● Required work
Exclude the pictures and return every line exactly as written.

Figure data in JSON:
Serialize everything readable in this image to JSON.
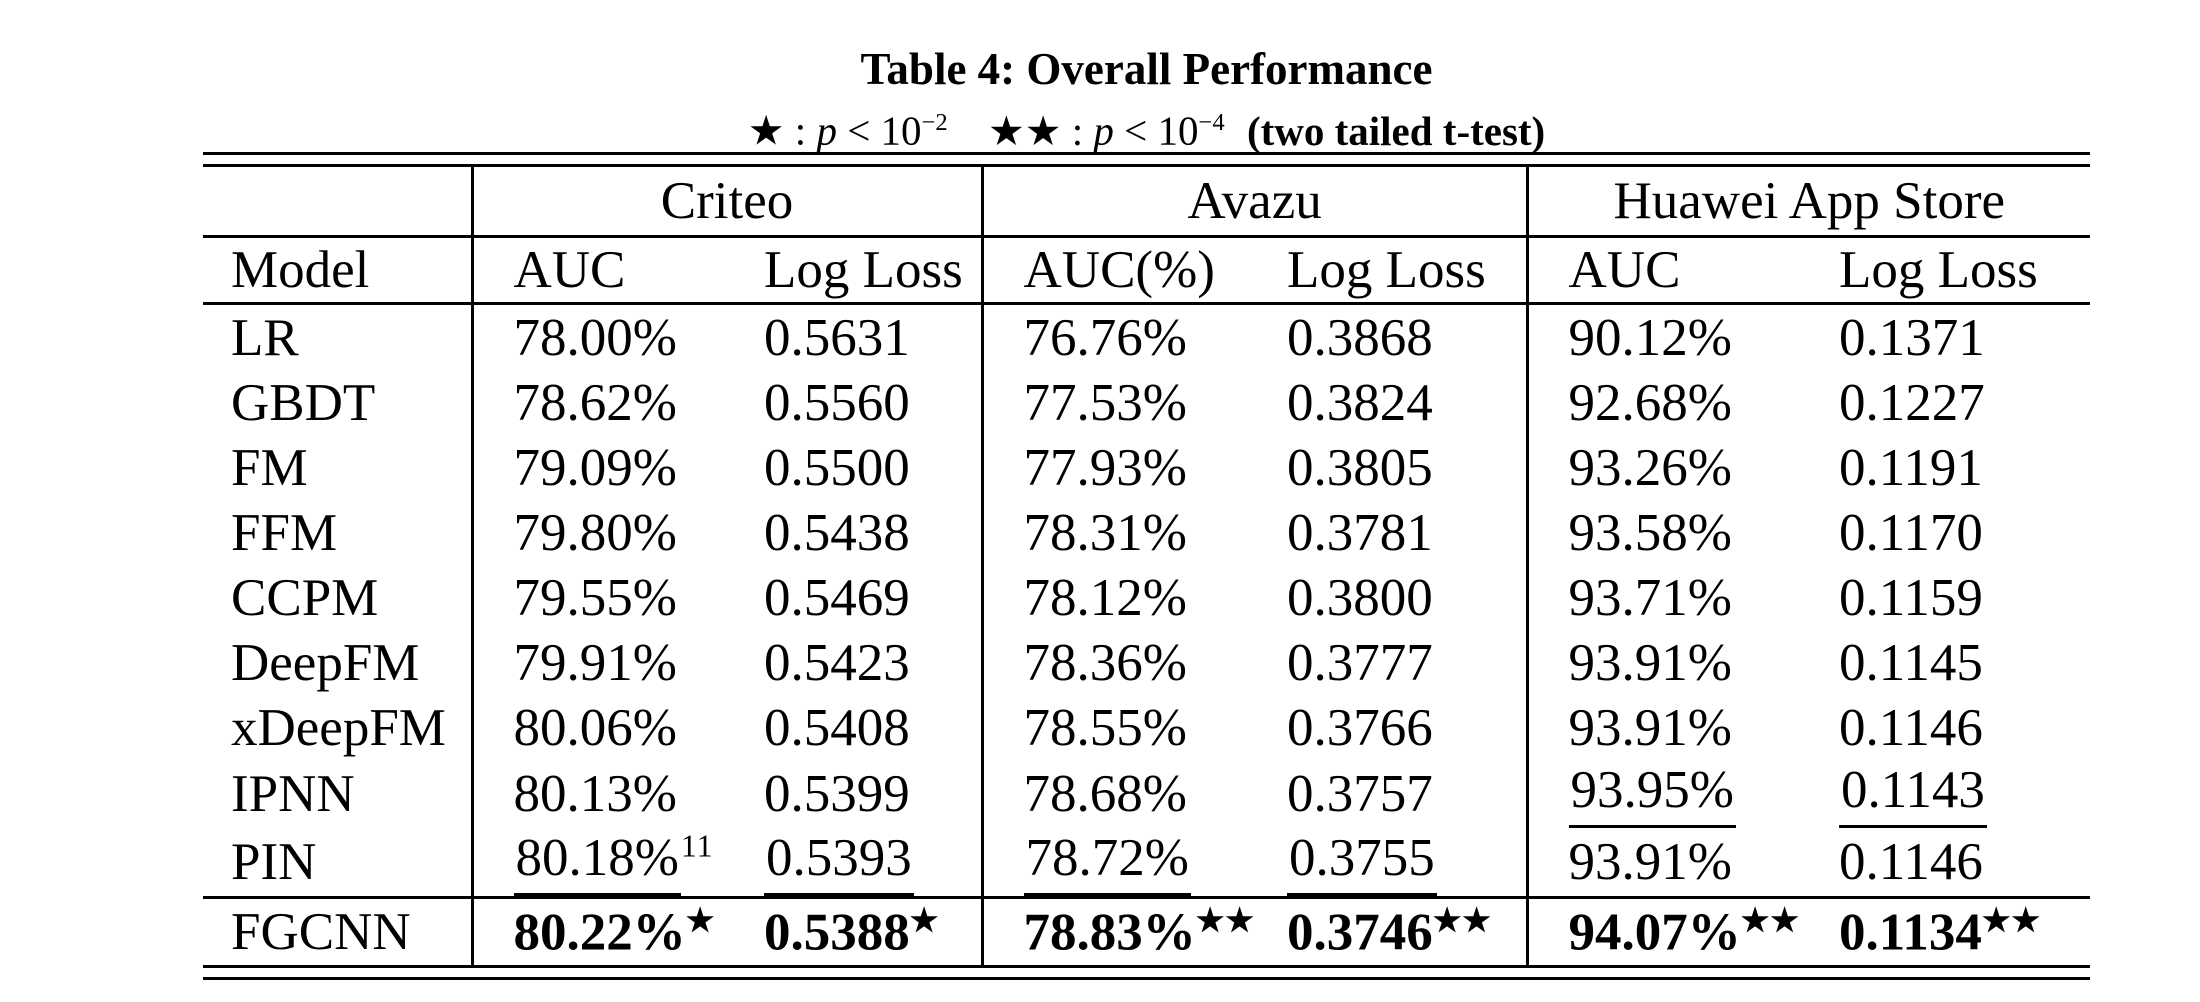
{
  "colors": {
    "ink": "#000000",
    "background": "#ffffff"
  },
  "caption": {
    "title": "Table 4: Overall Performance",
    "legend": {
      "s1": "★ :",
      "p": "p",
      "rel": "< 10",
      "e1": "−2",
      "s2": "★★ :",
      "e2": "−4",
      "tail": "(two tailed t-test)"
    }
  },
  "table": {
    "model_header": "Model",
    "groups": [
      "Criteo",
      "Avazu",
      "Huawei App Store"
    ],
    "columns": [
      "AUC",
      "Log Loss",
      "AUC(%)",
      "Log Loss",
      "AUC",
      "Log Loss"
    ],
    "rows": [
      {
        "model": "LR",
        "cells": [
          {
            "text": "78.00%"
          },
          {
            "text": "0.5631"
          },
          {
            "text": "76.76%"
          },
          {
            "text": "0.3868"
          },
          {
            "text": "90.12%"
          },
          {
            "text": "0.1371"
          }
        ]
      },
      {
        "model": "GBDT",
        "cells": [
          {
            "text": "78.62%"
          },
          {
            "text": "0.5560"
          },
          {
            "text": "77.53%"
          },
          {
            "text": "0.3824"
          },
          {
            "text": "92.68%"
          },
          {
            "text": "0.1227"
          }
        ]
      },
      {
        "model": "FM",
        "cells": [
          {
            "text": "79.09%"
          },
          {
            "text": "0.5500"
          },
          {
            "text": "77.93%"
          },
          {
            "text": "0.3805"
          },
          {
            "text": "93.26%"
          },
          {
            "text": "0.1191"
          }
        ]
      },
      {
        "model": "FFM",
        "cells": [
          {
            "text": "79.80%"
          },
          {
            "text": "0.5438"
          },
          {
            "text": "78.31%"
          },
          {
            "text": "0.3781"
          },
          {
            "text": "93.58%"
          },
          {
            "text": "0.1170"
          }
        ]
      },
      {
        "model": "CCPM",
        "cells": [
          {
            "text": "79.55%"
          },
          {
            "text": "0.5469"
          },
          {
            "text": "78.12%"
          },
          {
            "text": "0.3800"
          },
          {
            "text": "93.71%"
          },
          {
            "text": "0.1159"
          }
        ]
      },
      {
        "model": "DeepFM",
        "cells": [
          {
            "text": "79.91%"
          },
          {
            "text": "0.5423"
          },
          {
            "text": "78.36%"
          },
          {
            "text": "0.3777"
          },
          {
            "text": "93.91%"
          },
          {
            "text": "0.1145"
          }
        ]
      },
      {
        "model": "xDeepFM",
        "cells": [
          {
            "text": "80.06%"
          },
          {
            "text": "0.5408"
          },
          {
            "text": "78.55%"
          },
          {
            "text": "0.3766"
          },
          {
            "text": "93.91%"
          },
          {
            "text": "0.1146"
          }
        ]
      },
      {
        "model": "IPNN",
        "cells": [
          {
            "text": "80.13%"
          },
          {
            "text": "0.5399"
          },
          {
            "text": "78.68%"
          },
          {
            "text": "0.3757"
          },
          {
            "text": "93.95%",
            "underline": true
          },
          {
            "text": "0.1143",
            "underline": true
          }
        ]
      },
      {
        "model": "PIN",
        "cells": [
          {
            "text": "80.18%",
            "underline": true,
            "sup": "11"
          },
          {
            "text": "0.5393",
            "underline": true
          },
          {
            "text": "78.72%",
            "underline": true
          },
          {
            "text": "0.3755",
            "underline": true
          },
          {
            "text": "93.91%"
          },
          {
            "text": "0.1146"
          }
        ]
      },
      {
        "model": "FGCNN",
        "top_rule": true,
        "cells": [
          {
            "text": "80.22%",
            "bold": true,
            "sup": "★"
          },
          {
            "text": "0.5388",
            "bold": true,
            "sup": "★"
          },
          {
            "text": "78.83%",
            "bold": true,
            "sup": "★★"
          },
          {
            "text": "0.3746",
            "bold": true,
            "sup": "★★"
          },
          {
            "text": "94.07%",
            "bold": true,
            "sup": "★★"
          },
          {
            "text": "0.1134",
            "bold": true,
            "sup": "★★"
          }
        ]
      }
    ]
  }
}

● Result for this task
Serialize everything readable in this image to JSON.
{
  "colors": {
    "ink": "#000000",
    "background": "#ffffff"
  },
  "caption": {
    "title": "Table 4: Overall Performance",
    "legend": {
      "s1": "★ :",
      "p": "p",
      "rel": "< 10",
      "e1": "−2",
      "s2": "★★ :",
      "e2": "−4",
      "tail": "(two tailed t-test)"
    }
  },
  "table": {
    "model_header": "Model",
    "groups": [
      "Criteo",
      "Avazu",
      "Huawei App Store"
    ],
    "columns": [
      "AUC",
      "Log Loss",
      "AUC(%)",
      "Log Loss",
      "AUC",
      "Log Loss"
    ],
    "rows": [
      {
        "model": "LR",
        "cells": [
          {
            "text": "78.00%"
          },
          {
            "text": "0.5631"
          },
          {
            "text": "76.76%"
          },
          {
            "text": "0.3868"
          },
          {
            "text": "90.12%"
          },
          {
            "text": "0.1371"
          }
        ]
      },
      {
        "model": "GBDT",
        "cells": [
          {
            "text": "78.62%"
          },
          {
            "text": "0.5560"
          },
          {
            "text": "77.53%"
          },
          {
            "text": "0.3824"
          },
          {
            "text": "92.68%"
          },
          {
            "text": "0.1227"
          }
        ]
      },
      {
        "model": "FM",
        "cells": [
          {
            "text": "79.09%"
          },
          {
            "text": "0.5500"
          },
          {
            "text": "77.93%"
          },
          {
            "text": "0.3805"
          },
          {
            "text": "93.26%"
          },
          {
            "text": "0.1191"
          }
        ]
      },
      {
        "model": "FFM",
        "cells": [
          {
            "text": "79.80%"
          },
          {
            "text": "0.5438"
          },
          {
            "text": "78.31%"
          },
          {
            "text": "0.3781"
          },
          {
            "text": "93.58%"
          },
          {
            "text": "0.1170"
          }
        ]
      },
      {
        "model": "CCPM",
        "cells": [
          {
            "text": "79.55%"
          },
          {
            "text": "0.5469"
          },
          {
            "text": "78.12%"
          },
          {
            "text": "0.3800"
          },
          {
            "text": "93.71%"
          },
          {
            "text": "0.1159"
          }
        ]
      },
      {
        "model": "DeepFM",
        "cells": [
          {
            "text": "79.91%"
          },
          {
            "text": "0.5423"
          },
          {
            "text": "78.36%"
          },
          {
            "text": "0.3777"
          },
          {
            "text": "93.91%"
          },
          {
            "text": "0.1145"
          }
        ]
      },
      {
        "model": "xDeepFM",
        "cells": [
          {
            "text": "80.06%"
          },
          {
            "text": "0.5408"
          },
          {
            "text": "78.55%"
          },
          {
            "text": "0.3766"
          },
          {
            "text": "93.91%"
          },
          {
            "text": "0.1146"
          }
        ]
      },
      {
        "model": "IPNN",
        "cells": [
          {
            "text": "80.13%"
          },
          {
            "text": "0.5399"
          },
          {
            "text": "78.68%"
          },
          {
            "text": "0.3757"
          },
          {
            "text": "93.95%",
            "underline": true
          },
          {
            "text": "0.1143",
            "underline": true
          }
        ]
      },
      {
        "model": "PIN",
        "cells": [
          {
            "text": "80.18%",
            "underline": true,
            "sup": "11"
          },
          {
            "text": "0.5393",
            "underline": true
          },
          {
            "text": "78.72%",
            "underline": true
          },
          {
            "text": "0.3755",
            "underline": true
          },
          {
            "text": "93.91%"
          },
          {
            "text": "0.1146"
          }
        ]
      },
      {
        "model": "FGCNN",
        "top_rule": true,
        "cells": [
          {
            "text": "80.22%",
            "bold": true,
            "sup": "★"
          },
          {
            "text": "0.5388",
            "bold": true,
            "sup": "★"
          },
          {
            "text": "78.83%",
            "bold": true,
            "sup": "★★"
          },
          {
            "text": "0.3746",
            "bold": true,
            "sup": "★★"
          },
          {
            "text": "94.07%",
            "bold": true,
            "sup": "★★"
          },
          {
            "text": "0.1134",
            "bold": true,
            "sup": "★★"
          }
        ]
      }
    ]
  }
}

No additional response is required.